__TASK OBJECTIVE__: Copy out each line of the data holding "cpuburner".

__RECORDS__:
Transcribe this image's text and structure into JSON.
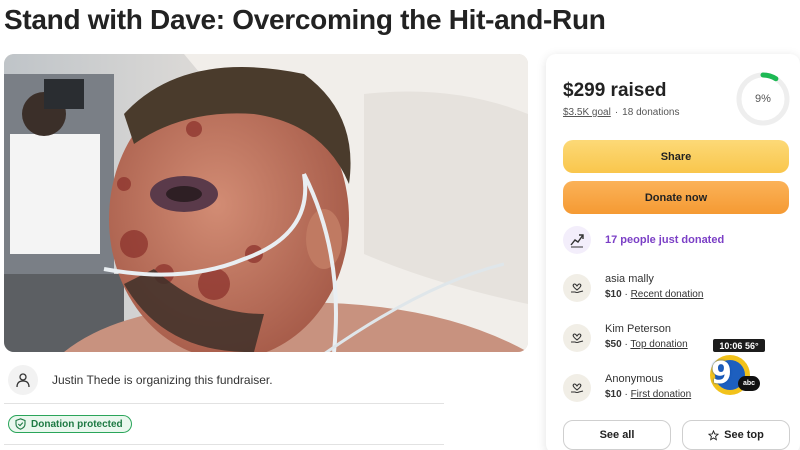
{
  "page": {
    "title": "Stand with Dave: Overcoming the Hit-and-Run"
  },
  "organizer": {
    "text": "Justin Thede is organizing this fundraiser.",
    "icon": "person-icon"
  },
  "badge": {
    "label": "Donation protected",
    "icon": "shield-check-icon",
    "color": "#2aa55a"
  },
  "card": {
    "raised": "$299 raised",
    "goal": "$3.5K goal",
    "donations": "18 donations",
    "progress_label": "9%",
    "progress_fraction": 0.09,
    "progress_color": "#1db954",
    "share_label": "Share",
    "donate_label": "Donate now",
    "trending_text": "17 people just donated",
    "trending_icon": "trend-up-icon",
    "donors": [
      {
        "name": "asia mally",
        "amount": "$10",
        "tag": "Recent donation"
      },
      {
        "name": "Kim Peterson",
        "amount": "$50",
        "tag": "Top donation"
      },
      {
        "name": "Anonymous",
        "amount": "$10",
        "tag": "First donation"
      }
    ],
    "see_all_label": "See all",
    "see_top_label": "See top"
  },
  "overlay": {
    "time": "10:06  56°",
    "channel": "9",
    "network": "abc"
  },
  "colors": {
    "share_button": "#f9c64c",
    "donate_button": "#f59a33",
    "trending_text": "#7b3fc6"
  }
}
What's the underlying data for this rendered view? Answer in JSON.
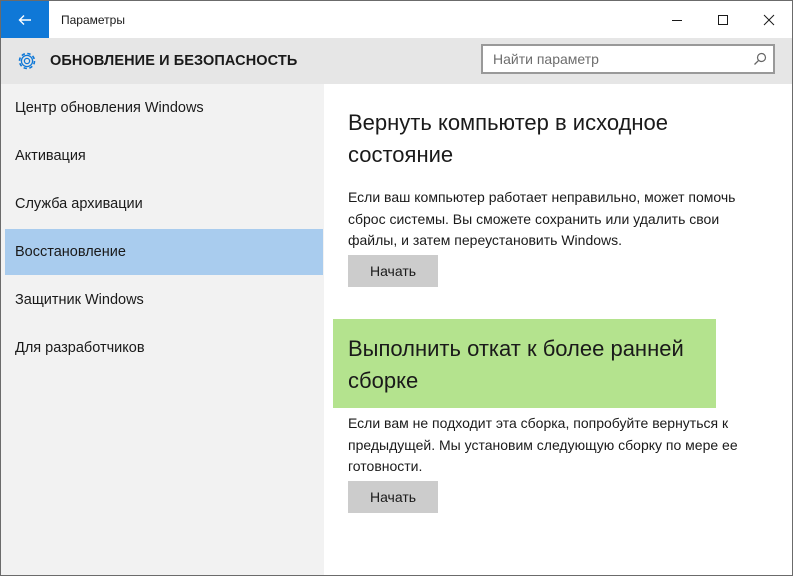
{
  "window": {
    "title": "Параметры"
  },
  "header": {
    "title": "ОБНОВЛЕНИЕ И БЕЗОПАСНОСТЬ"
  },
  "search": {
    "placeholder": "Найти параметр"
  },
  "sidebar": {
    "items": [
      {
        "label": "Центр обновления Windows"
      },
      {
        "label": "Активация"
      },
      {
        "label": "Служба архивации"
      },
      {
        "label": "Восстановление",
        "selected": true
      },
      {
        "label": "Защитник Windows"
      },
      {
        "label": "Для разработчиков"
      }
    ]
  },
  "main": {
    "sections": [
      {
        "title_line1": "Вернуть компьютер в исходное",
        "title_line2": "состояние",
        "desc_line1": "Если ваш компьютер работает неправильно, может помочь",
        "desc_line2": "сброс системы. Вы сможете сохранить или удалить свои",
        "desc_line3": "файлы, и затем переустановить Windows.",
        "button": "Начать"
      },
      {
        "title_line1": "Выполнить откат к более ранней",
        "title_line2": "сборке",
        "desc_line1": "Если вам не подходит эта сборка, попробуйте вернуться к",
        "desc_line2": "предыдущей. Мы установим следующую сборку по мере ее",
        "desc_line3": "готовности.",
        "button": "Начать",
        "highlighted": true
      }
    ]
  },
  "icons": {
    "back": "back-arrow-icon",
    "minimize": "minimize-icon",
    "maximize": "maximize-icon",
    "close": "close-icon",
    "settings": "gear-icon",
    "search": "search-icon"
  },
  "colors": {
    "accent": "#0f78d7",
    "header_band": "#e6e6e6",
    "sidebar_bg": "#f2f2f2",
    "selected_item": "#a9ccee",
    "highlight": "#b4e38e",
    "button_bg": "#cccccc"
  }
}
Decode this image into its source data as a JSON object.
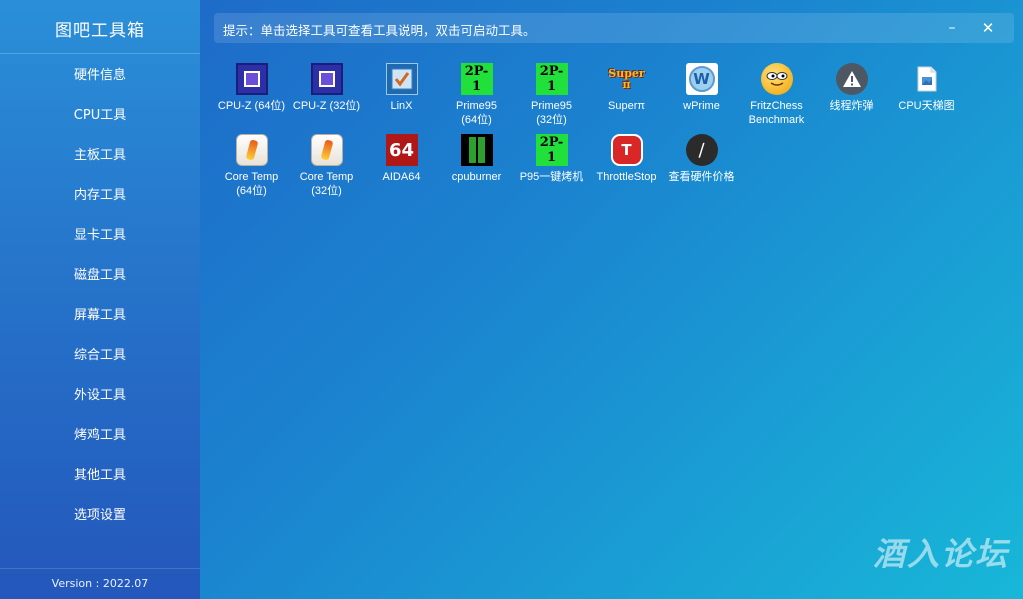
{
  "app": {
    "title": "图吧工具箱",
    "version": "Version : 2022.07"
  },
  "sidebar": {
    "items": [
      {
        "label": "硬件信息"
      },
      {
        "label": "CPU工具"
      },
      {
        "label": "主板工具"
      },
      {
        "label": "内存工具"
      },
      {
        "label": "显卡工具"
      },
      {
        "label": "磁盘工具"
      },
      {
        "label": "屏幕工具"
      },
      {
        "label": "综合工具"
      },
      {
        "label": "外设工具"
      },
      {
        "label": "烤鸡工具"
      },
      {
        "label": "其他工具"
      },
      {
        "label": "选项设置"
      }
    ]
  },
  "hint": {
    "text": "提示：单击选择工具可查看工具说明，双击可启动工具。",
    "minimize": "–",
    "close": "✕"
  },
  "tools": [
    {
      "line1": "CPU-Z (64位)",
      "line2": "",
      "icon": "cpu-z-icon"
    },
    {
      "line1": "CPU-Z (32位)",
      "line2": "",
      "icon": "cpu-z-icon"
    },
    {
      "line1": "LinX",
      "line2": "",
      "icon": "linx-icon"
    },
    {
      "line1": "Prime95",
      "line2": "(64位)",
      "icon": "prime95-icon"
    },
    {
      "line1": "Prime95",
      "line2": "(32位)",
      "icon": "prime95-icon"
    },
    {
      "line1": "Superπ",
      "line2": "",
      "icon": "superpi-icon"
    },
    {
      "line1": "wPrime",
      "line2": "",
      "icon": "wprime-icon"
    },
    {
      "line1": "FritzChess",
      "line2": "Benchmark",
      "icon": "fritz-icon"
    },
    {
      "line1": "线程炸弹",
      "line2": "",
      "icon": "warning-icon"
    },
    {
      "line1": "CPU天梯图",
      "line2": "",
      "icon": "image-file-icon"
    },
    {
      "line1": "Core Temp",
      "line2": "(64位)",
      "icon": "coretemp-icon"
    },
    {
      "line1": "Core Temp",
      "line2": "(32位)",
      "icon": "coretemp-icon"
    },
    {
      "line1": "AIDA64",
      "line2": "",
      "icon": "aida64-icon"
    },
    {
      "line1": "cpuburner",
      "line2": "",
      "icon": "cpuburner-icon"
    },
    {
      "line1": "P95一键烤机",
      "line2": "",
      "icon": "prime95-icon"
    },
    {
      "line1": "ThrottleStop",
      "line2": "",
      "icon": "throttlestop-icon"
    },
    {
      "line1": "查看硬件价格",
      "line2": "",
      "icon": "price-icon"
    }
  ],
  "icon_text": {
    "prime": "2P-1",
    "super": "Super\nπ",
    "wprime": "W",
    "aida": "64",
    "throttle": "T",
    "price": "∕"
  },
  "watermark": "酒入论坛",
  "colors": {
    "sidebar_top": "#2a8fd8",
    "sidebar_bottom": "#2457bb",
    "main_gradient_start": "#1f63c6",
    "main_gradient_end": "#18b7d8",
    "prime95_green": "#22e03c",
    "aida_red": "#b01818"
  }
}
* * *
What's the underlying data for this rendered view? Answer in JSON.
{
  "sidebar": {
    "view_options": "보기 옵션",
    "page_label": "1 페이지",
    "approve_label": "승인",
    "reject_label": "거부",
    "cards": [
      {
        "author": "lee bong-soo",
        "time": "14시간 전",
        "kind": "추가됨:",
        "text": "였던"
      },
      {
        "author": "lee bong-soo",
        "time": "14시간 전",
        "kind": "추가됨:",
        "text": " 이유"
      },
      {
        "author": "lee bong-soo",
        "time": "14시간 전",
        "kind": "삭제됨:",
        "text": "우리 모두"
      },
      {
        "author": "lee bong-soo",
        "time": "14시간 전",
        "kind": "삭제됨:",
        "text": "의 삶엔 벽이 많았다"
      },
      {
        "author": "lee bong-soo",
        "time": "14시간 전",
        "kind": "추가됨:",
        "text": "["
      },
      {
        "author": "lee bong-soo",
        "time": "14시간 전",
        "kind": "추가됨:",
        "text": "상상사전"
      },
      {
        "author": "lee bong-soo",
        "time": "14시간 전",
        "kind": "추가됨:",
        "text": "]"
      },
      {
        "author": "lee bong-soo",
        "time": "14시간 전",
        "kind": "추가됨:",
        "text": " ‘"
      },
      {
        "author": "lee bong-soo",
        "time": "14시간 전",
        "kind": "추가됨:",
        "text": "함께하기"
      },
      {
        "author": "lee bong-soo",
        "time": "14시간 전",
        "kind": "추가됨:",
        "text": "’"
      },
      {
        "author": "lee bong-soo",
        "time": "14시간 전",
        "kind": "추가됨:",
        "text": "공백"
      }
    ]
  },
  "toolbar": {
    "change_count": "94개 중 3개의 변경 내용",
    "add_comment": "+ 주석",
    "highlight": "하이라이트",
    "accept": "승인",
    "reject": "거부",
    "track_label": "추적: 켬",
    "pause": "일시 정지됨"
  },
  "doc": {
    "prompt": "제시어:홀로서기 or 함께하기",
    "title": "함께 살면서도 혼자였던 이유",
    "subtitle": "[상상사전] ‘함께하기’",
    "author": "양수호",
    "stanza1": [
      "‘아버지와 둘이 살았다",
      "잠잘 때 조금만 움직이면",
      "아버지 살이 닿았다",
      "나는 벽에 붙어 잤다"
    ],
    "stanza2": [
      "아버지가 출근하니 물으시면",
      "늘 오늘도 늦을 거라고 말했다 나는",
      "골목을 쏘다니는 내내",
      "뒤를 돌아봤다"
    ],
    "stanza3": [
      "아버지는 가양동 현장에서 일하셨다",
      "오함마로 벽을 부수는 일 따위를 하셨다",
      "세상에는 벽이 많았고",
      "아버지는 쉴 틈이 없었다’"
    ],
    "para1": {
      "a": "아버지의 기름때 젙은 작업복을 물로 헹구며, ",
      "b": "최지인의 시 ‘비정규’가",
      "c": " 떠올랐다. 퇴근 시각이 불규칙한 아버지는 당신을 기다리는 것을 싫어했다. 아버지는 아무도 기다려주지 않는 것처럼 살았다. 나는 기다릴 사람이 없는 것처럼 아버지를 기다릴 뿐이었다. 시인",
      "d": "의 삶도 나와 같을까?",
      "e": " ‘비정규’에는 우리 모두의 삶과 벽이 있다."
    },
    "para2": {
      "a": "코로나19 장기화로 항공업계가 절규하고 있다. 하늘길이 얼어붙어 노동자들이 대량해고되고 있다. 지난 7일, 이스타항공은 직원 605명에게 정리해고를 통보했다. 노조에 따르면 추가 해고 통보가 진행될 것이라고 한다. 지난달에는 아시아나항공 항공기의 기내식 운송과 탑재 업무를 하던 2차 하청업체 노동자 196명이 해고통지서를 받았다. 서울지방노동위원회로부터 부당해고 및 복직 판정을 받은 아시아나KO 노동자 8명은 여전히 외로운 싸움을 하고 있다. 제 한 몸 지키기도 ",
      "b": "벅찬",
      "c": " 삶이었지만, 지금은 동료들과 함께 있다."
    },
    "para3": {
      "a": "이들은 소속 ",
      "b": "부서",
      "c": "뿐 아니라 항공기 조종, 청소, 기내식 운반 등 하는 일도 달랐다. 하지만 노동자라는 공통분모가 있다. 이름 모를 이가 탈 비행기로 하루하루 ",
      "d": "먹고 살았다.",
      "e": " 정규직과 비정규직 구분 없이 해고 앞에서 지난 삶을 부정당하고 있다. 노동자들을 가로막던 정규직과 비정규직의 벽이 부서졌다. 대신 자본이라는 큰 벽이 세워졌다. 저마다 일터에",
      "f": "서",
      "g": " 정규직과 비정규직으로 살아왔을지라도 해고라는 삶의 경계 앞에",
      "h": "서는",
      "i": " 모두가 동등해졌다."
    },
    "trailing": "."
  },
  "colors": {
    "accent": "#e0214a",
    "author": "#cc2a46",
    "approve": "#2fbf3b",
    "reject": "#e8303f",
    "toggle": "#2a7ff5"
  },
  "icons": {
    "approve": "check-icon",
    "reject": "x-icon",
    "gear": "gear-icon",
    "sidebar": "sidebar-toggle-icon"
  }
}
...
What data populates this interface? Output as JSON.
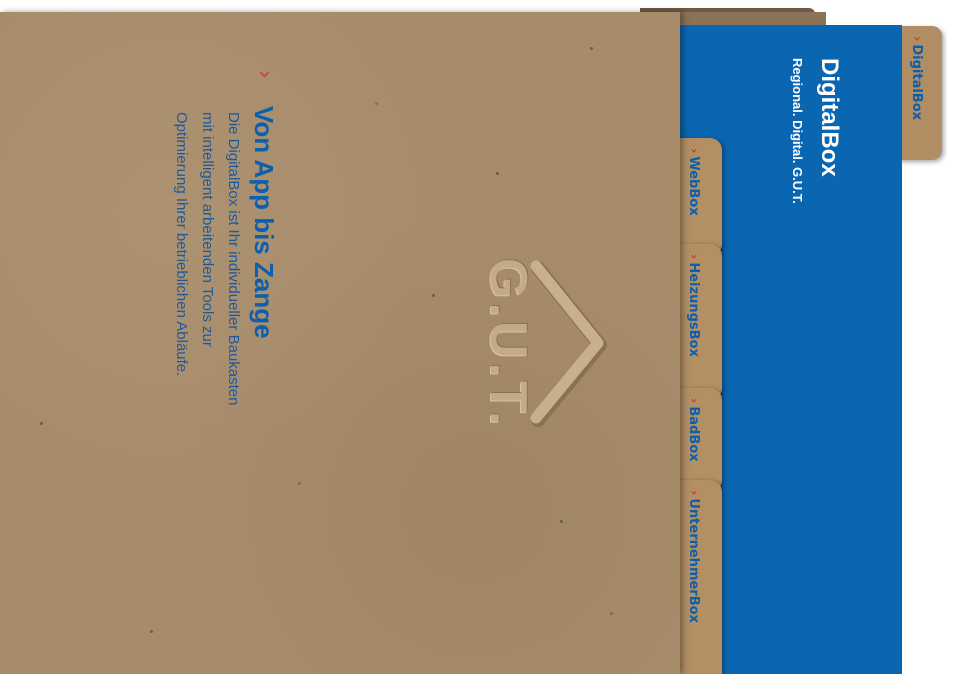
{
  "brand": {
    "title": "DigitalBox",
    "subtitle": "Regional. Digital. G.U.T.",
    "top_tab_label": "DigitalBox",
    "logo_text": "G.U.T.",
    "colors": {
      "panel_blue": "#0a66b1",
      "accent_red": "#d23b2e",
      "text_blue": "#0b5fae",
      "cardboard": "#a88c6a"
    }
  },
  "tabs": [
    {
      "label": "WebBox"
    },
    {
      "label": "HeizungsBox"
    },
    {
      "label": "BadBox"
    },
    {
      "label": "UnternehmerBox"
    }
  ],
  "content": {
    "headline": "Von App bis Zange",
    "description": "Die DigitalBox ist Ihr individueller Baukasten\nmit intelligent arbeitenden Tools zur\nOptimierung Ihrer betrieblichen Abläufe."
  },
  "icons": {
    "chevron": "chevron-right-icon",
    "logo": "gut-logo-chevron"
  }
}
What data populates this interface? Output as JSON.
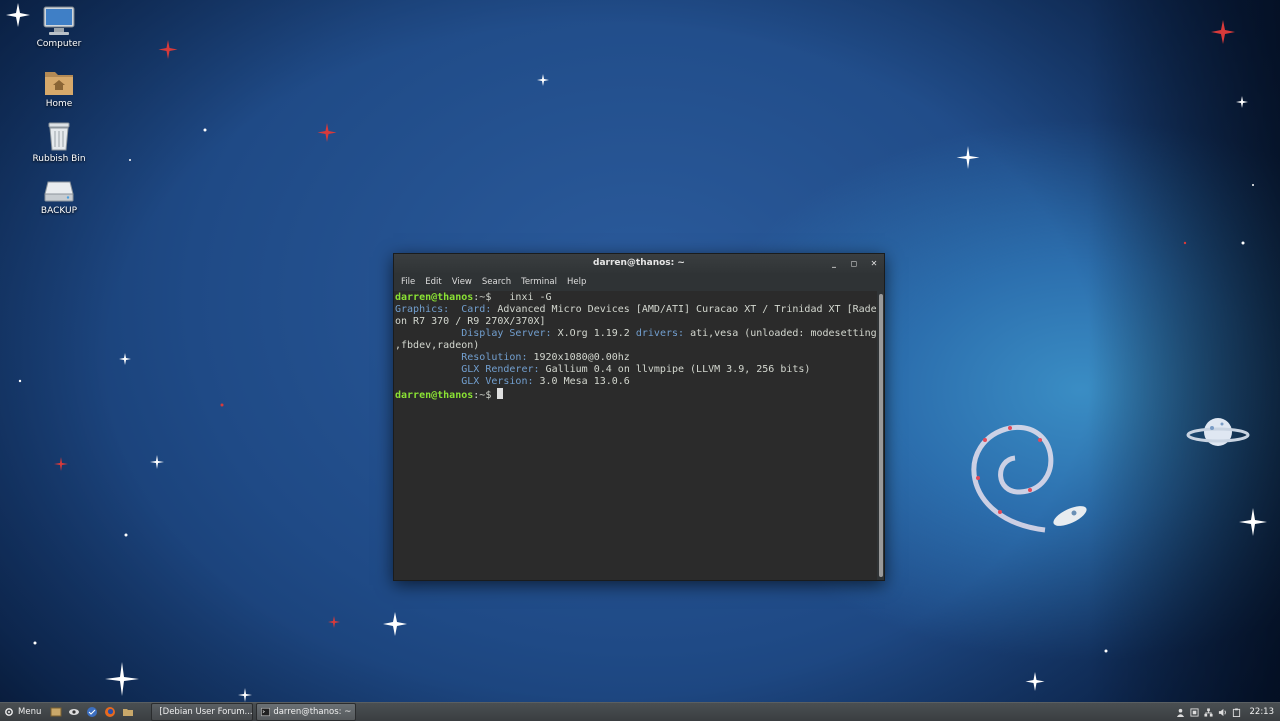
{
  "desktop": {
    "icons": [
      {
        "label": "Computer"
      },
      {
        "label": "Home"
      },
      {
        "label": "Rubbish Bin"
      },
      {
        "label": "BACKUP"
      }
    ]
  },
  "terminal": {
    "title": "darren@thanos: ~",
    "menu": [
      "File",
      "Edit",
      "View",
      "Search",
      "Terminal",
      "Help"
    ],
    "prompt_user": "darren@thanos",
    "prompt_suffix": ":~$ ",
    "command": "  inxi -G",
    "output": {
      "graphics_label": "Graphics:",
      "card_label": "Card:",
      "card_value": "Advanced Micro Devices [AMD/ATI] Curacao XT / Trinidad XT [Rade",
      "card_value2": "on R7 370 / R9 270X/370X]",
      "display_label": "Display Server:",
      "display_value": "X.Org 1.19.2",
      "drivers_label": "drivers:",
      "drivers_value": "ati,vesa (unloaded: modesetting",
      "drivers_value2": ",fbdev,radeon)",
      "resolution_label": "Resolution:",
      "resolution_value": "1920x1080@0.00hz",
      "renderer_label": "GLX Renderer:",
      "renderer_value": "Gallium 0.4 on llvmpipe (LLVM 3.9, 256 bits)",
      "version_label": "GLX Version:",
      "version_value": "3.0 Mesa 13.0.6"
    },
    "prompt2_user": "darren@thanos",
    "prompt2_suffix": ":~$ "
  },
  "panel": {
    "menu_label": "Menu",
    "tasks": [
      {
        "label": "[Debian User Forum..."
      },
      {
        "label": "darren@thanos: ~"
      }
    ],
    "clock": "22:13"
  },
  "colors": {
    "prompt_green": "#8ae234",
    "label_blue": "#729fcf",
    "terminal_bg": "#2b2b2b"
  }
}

__WRITTEN REPLY__:
      "line1": "cpuburner",
      "icon": "cpuburner-icon"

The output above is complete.